**Task to complete:** Copy every line that contains the string "disease" from the entries below.

**Data excerpts:**
○ ○ ○

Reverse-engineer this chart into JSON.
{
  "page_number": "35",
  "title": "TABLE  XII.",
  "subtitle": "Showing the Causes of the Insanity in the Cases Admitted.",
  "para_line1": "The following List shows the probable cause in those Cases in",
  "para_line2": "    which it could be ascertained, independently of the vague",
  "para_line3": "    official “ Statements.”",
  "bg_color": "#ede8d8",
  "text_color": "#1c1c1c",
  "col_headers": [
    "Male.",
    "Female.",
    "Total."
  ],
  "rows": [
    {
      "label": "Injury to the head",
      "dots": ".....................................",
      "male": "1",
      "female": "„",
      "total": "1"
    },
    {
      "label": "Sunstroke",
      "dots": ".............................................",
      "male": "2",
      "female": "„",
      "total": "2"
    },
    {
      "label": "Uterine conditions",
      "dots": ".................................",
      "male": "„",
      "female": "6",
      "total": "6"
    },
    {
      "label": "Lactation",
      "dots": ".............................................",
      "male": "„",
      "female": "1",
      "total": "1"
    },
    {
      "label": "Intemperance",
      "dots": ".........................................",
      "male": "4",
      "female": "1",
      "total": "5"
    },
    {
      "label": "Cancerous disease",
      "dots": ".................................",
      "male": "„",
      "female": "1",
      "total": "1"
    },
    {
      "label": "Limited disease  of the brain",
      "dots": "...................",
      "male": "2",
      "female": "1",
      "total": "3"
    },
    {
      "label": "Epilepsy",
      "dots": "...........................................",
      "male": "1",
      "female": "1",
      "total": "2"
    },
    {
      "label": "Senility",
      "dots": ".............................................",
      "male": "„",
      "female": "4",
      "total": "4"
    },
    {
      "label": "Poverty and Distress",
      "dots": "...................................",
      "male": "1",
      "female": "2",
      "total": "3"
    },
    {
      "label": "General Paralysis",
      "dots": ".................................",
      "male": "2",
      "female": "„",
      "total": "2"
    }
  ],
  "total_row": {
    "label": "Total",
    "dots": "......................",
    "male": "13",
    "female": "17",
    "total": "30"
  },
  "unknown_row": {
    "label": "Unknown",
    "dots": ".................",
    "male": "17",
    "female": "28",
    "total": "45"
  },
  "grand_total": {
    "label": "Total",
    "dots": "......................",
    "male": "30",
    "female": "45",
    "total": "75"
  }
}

○ ○ ○

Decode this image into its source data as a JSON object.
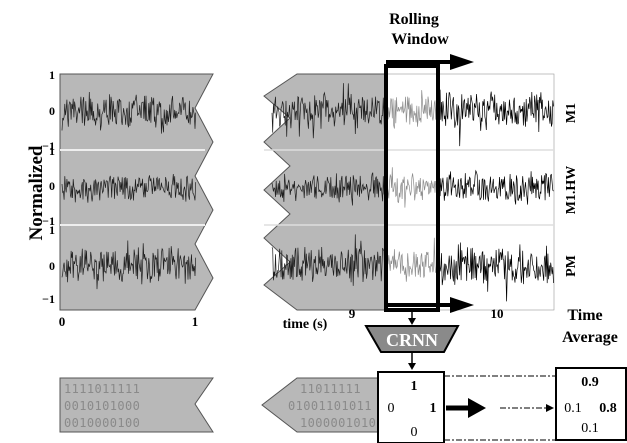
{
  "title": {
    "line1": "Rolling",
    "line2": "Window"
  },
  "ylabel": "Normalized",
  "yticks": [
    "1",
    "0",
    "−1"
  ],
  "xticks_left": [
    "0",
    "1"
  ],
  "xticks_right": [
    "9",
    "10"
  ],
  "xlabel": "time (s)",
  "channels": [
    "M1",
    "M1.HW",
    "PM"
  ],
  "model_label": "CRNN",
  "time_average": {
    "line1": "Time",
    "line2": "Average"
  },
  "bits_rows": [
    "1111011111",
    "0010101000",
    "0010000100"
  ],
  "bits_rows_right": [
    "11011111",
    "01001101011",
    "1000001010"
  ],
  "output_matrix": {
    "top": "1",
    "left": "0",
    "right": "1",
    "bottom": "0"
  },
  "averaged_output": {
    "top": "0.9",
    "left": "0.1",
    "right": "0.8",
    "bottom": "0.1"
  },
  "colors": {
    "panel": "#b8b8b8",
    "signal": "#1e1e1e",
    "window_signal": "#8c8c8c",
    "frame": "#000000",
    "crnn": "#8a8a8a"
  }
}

○ ○ ○

**Exercise result:**
      "label": "Cancerous disease",
      "label": "Limited disease  of the brain",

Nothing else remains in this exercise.